[Rows from a layout dataset]
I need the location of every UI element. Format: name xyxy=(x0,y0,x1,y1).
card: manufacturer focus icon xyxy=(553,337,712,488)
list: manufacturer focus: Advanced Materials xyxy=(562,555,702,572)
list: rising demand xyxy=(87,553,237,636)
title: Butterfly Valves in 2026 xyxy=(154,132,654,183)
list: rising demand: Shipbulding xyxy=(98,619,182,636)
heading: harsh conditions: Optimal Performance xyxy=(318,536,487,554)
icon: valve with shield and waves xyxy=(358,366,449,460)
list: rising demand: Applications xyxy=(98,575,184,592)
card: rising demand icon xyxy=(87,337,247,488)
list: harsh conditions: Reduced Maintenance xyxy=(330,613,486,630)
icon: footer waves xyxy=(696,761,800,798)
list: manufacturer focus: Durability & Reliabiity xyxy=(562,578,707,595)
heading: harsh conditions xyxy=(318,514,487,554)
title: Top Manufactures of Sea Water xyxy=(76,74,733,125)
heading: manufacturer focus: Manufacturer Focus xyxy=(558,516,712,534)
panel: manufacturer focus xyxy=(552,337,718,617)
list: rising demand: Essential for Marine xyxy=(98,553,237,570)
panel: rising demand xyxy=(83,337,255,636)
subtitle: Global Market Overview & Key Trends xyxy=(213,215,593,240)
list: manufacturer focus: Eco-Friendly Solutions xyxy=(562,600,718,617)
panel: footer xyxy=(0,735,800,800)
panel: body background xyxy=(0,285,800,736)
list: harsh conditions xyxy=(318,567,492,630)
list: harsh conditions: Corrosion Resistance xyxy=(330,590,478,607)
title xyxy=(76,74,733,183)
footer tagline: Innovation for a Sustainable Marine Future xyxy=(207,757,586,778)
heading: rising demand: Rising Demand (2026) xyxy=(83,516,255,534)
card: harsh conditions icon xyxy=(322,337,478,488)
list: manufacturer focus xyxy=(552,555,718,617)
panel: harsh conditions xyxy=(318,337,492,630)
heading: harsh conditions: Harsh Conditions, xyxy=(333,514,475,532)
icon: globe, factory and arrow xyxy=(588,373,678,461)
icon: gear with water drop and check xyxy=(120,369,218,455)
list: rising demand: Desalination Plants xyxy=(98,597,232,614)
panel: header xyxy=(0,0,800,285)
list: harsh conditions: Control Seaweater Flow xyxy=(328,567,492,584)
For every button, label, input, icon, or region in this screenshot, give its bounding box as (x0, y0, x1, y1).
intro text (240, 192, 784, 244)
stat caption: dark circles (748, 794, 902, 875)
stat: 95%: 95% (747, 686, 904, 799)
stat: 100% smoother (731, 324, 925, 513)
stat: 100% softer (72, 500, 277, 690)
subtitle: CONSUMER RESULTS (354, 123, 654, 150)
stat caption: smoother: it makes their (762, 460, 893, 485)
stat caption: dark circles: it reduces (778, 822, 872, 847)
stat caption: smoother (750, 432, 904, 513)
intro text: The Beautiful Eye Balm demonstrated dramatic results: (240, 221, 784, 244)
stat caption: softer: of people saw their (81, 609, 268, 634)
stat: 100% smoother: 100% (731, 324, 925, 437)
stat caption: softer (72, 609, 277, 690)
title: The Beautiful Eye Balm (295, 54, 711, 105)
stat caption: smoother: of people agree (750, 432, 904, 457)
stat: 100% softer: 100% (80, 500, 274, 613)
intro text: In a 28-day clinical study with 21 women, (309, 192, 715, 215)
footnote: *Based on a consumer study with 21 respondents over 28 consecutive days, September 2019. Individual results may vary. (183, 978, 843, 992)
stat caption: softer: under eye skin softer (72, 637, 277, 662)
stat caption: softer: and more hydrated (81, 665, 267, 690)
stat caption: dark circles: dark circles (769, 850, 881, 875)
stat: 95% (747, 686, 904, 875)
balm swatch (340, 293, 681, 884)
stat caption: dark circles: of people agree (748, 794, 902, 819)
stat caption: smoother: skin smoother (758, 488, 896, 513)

### DIRECTION
Copy every line of the listing above word for word, in the same order.

### SOLUTION
I need the location of every UI element. Format: name xyxy=(x0,y0,x1,y1).
card: manufacturer focus icon xyxy=(553,337,712,488)
list: manufacturer focus: Advanced Materials xyxy=(562,555,702,572)
list: rising demand xyxy=(87,553,237,636)
title: Butterfly Valves in 2026 xyxy=(154,132,654,183)
list: rising demand: Shipbulding xyxy=(98,619,182,636)
heading: harsh conditions: Optimal Performance xyxy=(318,536,487,554)
icon: valve with shield and waves xyxy=(358,366,449,460)
list: rising demand: Applications xyxy=(98,575,184,592)
card: rising demand icon xyxy=(87,337,247,488)
list: harsh conditions: Reduced Maintenance xyxy=(330,613,486,630)
icon: footer waves xyxy=(696,761,800,798)
list: manufacturer focus: Durability & Reliabiity xyxy=(562,578,707,595)
heading: harsh conditions xyxy=(318,514,487,554)
title: Top Manufactures of Sea Water xyxy=(76,74,733,125)
heading: manufacturer focus: Manufacturer Focus xyxy=(558,516,712,534)
panel: manufacturer focus xyxy=(552,337,718,617)
list: rising demand: Essential for Marine xyxy=(98,553,237,570)
panel: rising demand xyxy=(83,337,255,636)
subtitle: Global Market Overview & Key Trends xyxy=(213,215,593,240)
list: manufacturer focus: Eco-Friendly Solutions xyxy=(562,600,718,617)
panel: footer xyxy=(0,735,800,800)
panel: body background xyxy=(0,285,800,736)
list: harsh conditions xyxy=(318,567,492,630)
list: harsh conditions: Corrosion Resistance xyxy=(330,590,478,607)
title xyxy=(76,74,733,183)
footer tagline: Innovation for a Sustainable Marine Future xyxy=(207,757,586,778)
heading: rising demand: Rising Demand (2026) xyxy=(83,516,255,534)
card: harsh conditions icon xyxy=(322,337,478,488)
list: manufacturer focus xyxy=(552,555,718,617)
panel: harsh conditions xyxy=(318,337,492,630)
heading: harsh conditions: Harsh Conditions, xyxy=(333,514,475,532)
icon: globe, factory and arrow xyxy=(588,373,678,461)
icon: gear with water drop and check xyxy=(120,369,218,455)
list: rising demand: Desalination Plants xyxy=(98,597,232,614)
panel: header xyxy=(0,0,800,285)
list: harsh conditions: Control Seaweater Flow xyxy=(328,567,492,584)
For every button, label, input, icon, or region in this screenshot, give its bounding box as (x0, y0, x1, y1).
intro text (240, 192, 784, 244)
stat caption: dark circles (748, 794, 902, 875)
stat: 95%: 95% (747, 686, 904, 799)
stat: 100% smoother (731, 324, 925, 513)
stat: 100% softer (72, 500, 277, 690)
subtitle: CONSUMER RESULTS (354, 123, 654, 150)
stat caption: smoother: it makes their (762, 460, 893, 485)
stat caption: dark circles: it reduces (778, 822, 872, 847)
stat caption: smoother (750, 432, 904, 513)
intro text: The Beautiful Eye Balm demonstrated dramatic results: (240, 221, 784, 244)
stat caption: softer: of people saw their (81, 609, 268, 634)
stat: 100% smoother: 100% (731, 324, 925, 437)
stat caption: softer (72, 609, 277, 690)
title: The Beautiful Eye Balm (295, 54, 711, 105)
stat caption: smoother: of people agree (750, 432, 904, 457)
stat: 100% softer: 100% (80, 500, 274, 613)
intro text: In a 28-day clinical study with 21 women, (309, 192, 715, 215)
footnote: *Based on a consumer study with 21 respondents over 28 consecutive days, September 2019. Individual results may vary. (183, 978, 843, 992)
stat caption: softer: under eye skin softer (72, 637, 277, 662)
stat caption: softer: and more hydrated (81, 665, 267, 690)
stat caption: dark circles: dark circles (769, 850, 881, 875)
stat: 95% (747, 686, 904, 875)
balm swatch (340, 293, 681, 884)
stat caption: dark circles: of people agree (748, 794, 902, 819)
stat caption: smoother: skin smoother (758, 488, 896, 513)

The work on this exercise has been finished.